= Dataset entries =
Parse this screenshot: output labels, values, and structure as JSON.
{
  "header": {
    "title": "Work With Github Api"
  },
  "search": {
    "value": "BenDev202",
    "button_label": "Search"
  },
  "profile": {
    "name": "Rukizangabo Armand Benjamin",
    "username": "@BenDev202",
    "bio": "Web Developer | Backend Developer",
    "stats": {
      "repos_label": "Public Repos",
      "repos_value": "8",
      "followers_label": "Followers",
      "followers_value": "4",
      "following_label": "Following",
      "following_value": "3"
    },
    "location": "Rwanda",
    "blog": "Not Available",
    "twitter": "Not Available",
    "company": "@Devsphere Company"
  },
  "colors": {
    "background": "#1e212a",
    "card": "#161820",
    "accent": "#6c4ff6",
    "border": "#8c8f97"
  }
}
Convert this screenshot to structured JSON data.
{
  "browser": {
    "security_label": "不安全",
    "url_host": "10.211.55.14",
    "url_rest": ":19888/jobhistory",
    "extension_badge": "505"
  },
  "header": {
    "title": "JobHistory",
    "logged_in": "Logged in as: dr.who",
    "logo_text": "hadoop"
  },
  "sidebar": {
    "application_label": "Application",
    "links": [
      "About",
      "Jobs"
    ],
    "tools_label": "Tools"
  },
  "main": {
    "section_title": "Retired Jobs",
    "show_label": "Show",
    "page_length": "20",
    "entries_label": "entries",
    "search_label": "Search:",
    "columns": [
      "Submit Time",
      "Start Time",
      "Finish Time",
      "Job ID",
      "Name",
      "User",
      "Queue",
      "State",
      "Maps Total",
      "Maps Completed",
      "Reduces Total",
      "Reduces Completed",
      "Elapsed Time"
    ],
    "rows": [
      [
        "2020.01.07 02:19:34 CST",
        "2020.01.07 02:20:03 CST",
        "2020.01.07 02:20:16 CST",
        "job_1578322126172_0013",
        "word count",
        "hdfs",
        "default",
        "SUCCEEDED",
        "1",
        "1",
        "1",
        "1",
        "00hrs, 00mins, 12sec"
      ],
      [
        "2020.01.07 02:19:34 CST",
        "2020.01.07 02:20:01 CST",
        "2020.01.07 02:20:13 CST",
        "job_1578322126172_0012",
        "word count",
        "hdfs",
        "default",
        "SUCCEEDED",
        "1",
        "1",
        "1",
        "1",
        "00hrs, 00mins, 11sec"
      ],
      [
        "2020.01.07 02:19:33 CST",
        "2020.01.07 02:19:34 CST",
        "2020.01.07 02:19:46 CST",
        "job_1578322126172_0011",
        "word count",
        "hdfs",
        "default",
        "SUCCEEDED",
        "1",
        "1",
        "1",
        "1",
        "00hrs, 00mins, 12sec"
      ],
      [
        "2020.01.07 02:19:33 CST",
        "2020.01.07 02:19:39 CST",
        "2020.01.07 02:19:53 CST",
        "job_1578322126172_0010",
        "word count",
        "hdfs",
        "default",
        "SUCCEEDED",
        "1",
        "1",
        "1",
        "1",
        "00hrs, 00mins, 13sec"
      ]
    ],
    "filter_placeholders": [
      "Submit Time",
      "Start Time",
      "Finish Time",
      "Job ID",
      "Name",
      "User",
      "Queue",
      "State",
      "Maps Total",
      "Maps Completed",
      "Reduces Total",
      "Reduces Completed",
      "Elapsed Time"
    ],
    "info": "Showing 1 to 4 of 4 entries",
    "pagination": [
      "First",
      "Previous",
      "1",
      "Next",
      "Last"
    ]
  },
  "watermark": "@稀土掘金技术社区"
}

= Exercise goal =
Extract every line above exactly as it stands.

= Completed task =
Parse this screenshot: output labels, values, and structure as JSON.
{
  "header": {
    "title": "Work With Github Api"
  },
  "search": {
    "value": "BenDev202",
    "button_label": "Search"
  },
  "profile": {
    "name": "Rukizangabo Armand Benjamin",
    "username": "@BenDev202",
    "bio": "Web Developer | Backend Developer",
    "stats": {
      "repos_label": "Public Repos",
      "repos_value": "8",
      "followers_label": "Followers",
      "followers_value": "4",
      "following_label": "Following",
      "following_value": "3"
    },
    "location": "Rwanda",
    "blog": "Not Available",
    "twitter": "Not Available",
    "company": "@Devsphere Company"
  },
  "colors": {
    "background": "#1e212a",
    "card": "#161820",
    "accent": "#6c4ff6",
    "border": "#8c8f97"
  }
}
Convert this screenshot to structured JSON data.
{
  "browser": {
    "security_label": "不安全",
    "url_host": "10.211.55.14",
    "url_rest": ":19888/jobhistory",
    "extension_badge": "505"
  },
  "header": {
    "title": "JobHistory",
    "logged_in": "Logged in as: dr.who",
    "logo_text": "hadoop"
  },
  "sidebar": {
    "application_label": "Application",
    "links": [
      "About",
      "Jobs"
    ],
    "tools_label": "Tools"
  },
  "main": {
    "section_title": "Retired Jobs",
    "show_label": "Show",
    "page_length": "20",
    "entries_label": "entries",
    "search_label": "Search:",
    "columns": [
      "Submit Time",
      "Start Time",
      "Finish Time",
      "Job ID",
      "Name",
      "User",
      "Queue",
      "State",
      "Maps Total",
      "Maps Completed",
      "Reduces Total",
      "Reduces Completed",
      "Elapsed Time"
    ],
    "rows": [
      [
        "2020.01.07 02:19:34 CST",
        "2020.01.07 02:20:03 CST",
        "2020.01.07 02:20:16 CST",
        "job_1578322126172_0013",
        "word count",
        "hdfs",
        "default",
        "SUCCEEDED",
        "1",
        "1",
        "1",
        "1",
        "00hrs, 00mins, 12sec"
      ],
      [
        "2020.01.07 02:19:34 CST",
        "2020.01.07 02:20:01 CST",
        "2020.01.07 02:20:13 CST",
        "job_1578322126172_0012",
        "word count",
        "hdfs",
        "default",
        "SUCCEEDED",
        "1",
        "1",
        "1",
        "1",
        "00hrs, 00mins, 11sec"
      ],
      [
        "2020.01.07 02:19:33 CST",
        "2020.01.07 02:19:34 CST",
        "2020.01.07 02:19:46 CST",
        "job_1578322126172_0011",
        "word count",
        "hdfs",
        "default",
        "SUCCEEDED",
        "1",
        "1",
        "1",
        "1",
        "00hrs, 00mins, 12sec"
      ],
      [
        "2020.01.07 02:19:33 CST",
        "2020.01.07 02:19:39 CST",
        "2020.01.07 02:19:53 CST",
        "job_1578322126172_0010",
        "word count",
        "hdfs",
        "default",
        "SUCCEEDED",
        "1",
        "1",
        "1",
        "1",
        "00hrs, 00mins, 13sec"
      ]
    ],
    "filter_placeholders": [
      "Submit Time",
      "Start Time",
      "Finish Time",
      "Job ID",
      "Name",
      "User",
      "Queue",
      "State",
      "Maps Total",
      "Maps Completed",
      "Reduces Total",
      "Reduces Completed",
      "Elapsed Time"
    ],
    "info": "Showing 1 to 4 of 4 entries",
    "pagination": [
      "First",
      "Previous",
      "1",
      "Next",
      "Last"
    ]
  },
  "watermark": "@稀土掘金技术社区"
}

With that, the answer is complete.